== Task goal ==
Repeat the records verbatim and leave the pictures out of your copy.

## Begin Material provided

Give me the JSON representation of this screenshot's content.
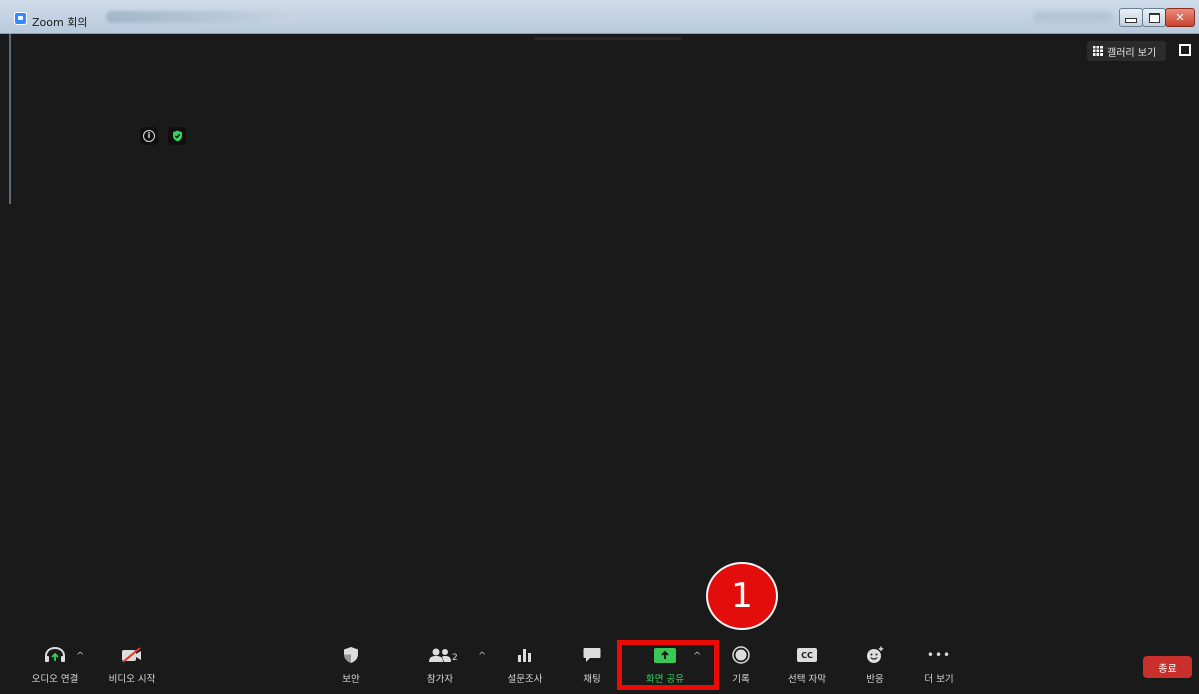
{
  "window": {
    "title": "Zoom 회의",
    "controls": [
      "minimize",
      "maximize",
      "close"
    ]
  },
  "header": {
    "gallery_view_label": "갤러리 보기"
  },
  "toolbar": {
    "audio_label": "오디오 연결",
    "video_label": "비디오 시작",
    "security_label": "보안",
    "participants_label": "참가자",
    "participants_count": "2",
    "polls_label": "설문조사",
    "chat_label": "채팅",
    "share_label": "화면 공유",
    "record_label": "기록",
    "captions_label": "선택 자막",
    "captions_icon_text": "CC",
    "reactions_label": "반응",
    "more_label": "더 보기",
    "more_icon_text": "•••",
    "end_label": "종료",
    "caret": "^"
  },
  "annotation": {
    "step_number": "1",
    "highlight_color": "#ea0b06"
  },
  "colors": {
    "background": "#1a1a1a",
    "share_green": "#39c856",
    "end_red": "#c9302c",
    "encryption_green": "#39d05c"
  }
}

## End Material provided

== Solution to the problem ==
Give me the JSON representation of this screenshot's content.
{
  "window": {
    "title": "Zoom 회의",
    "controls": [
      "minimize",
      "maximize",
      "close"
    ]
  },
  "header": {
    "gallery_view_label": "갤러리 보기"
  },
  "toolbar": {
    "audio_label": "오디오 연결",
    "video_label": "비디오 시작",
    "security_label": "보안",
    "participants_label": "참가자",
    "participants_count": "2",
    "polls_label": "설문조사",
    "chat_label": "채팅",
    "share_label": "화면 공유",
    "record_label": "기록",
    "captions_label": "선택 자막",
    "captions_icon_text": "CC",
    "reactions_label": "반응",
    "more_label": "더 보기",
    "more_icon_text": "•••",
    "end_label": "종료",
    "caret": "^"
  },
  "annotation": {
    "step_number": "1",
    "highlight_color": "#ea0b06"
  },
  "colors": {
    "background": "#1a1a1a",
    "share_green": "#39c856",
    "end_red": "#c9302c",
    "encryption_green": "#39d05c"
  }
}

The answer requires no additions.